** Start The records **

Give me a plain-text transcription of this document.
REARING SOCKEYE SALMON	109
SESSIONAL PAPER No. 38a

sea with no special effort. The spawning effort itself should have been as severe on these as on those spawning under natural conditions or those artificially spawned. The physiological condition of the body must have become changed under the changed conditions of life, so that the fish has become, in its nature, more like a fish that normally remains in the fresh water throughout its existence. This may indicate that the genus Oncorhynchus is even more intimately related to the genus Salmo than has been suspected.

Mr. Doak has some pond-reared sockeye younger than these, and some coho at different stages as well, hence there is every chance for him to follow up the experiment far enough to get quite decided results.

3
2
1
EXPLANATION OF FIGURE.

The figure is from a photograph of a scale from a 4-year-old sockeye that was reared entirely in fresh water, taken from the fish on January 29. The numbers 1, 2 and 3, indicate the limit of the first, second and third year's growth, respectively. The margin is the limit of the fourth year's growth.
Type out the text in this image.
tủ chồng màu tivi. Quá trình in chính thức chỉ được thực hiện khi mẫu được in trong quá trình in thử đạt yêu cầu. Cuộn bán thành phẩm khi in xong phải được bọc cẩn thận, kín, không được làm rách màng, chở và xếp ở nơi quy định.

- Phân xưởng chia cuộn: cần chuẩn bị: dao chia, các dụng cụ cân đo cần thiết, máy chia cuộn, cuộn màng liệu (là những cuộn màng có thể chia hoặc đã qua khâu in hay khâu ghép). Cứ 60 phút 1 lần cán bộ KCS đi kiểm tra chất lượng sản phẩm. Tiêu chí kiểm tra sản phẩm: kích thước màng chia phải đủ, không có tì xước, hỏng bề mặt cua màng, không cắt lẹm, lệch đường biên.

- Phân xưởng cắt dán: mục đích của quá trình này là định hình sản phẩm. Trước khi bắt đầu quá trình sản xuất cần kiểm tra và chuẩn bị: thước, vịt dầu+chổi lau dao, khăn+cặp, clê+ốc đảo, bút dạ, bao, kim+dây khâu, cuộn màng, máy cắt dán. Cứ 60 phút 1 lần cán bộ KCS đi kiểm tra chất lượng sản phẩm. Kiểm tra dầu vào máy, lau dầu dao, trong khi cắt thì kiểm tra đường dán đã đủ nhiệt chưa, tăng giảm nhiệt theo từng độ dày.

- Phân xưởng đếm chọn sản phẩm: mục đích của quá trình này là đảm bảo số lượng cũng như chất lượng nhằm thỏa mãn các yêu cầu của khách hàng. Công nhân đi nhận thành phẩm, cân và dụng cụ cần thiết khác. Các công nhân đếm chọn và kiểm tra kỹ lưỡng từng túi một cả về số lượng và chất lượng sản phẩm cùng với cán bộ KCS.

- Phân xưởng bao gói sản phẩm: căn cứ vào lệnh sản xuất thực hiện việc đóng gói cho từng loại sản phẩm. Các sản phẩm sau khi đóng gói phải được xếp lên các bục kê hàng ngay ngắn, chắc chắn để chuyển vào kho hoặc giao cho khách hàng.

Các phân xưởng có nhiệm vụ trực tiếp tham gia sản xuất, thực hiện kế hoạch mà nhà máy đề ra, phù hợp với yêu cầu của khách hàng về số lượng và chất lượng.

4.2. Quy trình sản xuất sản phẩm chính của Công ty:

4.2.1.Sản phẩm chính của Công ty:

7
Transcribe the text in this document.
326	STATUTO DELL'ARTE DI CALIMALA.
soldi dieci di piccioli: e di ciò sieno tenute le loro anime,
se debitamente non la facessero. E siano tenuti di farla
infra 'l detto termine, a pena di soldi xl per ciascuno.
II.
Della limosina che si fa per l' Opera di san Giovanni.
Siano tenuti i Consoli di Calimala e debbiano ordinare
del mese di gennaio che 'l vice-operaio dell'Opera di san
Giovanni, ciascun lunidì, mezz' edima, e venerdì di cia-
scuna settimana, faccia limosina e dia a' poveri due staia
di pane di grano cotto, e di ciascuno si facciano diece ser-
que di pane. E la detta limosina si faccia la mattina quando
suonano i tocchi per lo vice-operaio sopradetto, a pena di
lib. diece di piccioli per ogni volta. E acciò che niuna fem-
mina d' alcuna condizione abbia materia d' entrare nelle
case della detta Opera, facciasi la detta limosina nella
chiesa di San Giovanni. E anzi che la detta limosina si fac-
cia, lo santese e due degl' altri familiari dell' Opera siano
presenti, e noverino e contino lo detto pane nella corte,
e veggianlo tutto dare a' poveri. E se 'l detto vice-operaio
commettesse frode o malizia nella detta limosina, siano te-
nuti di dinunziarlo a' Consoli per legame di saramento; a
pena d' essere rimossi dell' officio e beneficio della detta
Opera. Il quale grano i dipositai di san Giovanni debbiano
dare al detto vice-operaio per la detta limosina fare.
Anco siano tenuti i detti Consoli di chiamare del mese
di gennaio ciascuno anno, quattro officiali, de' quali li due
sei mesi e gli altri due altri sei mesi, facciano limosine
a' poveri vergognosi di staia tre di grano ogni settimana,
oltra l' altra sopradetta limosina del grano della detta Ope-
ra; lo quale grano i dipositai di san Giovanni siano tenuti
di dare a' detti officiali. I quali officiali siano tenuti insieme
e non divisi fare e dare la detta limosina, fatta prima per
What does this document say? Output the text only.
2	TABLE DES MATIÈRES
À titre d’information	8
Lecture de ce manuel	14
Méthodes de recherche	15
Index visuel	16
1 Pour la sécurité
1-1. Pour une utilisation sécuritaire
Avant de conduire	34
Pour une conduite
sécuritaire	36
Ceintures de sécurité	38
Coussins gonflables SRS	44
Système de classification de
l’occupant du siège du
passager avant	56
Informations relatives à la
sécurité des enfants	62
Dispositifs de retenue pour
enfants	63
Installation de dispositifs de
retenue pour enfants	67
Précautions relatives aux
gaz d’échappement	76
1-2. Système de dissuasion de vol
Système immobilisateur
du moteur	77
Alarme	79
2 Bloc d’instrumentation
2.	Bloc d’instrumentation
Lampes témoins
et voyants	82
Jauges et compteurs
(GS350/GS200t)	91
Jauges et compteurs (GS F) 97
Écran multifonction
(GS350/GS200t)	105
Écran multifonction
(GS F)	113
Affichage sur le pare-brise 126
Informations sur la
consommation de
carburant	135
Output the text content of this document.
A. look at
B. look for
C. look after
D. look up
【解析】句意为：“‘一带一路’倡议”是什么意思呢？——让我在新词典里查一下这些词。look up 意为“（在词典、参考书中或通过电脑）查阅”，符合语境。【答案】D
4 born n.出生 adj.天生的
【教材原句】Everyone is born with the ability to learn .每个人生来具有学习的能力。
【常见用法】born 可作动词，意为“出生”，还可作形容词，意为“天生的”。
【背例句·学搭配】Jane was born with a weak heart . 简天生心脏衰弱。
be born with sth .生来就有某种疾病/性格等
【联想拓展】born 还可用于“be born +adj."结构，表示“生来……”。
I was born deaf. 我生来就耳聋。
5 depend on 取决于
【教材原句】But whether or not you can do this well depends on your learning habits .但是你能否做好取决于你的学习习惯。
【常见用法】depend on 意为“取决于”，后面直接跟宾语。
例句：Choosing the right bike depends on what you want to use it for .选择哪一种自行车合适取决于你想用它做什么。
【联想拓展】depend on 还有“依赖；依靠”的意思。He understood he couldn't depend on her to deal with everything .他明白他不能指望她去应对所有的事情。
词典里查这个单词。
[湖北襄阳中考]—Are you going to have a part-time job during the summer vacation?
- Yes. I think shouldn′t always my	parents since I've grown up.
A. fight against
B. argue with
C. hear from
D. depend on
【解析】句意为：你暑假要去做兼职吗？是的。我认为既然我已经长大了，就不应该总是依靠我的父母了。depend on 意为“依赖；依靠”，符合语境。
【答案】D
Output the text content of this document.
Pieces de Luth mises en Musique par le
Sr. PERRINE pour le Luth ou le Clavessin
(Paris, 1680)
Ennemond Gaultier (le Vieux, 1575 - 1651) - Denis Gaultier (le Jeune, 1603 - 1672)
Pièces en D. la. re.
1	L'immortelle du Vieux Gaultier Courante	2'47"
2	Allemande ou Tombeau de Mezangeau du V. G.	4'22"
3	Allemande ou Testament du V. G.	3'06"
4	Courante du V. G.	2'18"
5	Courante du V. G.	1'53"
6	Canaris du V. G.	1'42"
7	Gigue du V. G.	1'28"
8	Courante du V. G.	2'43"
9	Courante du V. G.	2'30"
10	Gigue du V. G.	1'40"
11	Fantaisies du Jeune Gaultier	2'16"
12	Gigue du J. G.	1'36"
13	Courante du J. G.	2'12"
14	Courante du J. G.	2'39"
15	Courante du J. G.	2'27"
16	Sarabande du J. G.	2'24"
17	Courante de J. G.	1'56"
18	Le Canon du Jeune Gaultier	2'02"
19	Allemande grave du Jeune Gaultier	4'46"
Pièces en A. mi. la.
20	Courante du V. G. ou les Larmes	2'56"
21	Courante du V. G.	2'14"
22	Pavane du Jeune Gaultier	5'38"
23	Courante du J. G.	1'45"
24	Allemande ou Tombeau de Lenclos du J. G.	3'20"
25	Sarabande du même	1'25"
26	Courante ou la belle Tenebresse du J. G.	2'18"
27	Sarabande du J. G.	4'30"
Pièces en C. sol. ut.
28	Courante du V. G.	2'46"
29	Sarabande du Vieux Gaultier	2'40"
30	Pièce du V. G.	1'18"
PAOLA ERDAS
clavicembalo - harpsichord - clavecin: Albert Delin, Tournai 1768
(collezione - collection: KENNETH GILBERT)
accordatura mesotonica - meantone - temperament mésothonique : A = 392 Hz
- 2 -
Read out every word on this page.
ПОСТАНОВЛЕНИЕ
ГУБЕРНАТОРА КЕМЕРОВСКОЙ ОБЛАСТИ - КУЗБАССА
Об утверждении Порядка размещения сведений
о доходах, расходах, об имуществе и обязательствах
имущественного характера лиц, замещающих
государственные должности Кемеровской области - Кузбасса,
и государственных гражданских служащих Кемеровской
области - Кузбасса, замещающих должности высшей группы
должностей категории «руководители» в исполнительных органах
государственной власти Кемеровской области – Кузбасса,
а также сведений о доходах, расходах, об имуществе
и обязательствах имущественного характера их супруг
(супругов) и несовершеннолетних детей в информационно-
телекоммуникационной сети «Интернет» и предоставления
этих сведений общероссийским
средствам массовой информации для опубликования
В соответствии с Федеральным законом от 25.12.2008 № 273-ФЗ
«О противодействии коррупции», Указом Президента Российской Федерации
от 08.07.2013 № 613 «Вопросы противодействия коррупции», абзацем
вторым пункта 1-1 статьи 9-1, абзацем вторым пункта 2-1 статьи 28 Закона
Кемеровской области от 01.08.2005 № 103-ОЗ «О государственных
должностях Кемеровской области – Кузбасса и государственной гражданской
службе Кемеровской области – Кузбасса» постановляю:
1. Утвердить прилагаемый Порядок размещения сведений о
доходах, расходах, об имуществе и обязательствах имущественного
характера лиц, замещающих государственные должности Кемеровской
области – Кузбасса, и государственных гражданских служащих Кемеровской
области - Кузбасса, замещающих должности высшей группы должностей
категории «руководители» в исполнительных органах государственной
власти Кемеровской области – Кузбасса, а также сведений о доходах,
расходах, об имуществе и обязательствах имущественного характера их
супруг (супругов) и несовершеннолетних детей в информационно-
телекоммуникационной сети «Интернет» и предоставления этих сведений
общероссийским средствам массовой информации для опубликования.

** End The records **

§ **Brief**:
Every line in the data that holds "категории" should be copied out.

§ **Solution to the exercise**:
должностей категории «руководители» в исполнительных органах
категории «руководители» в исполнительных органах государственной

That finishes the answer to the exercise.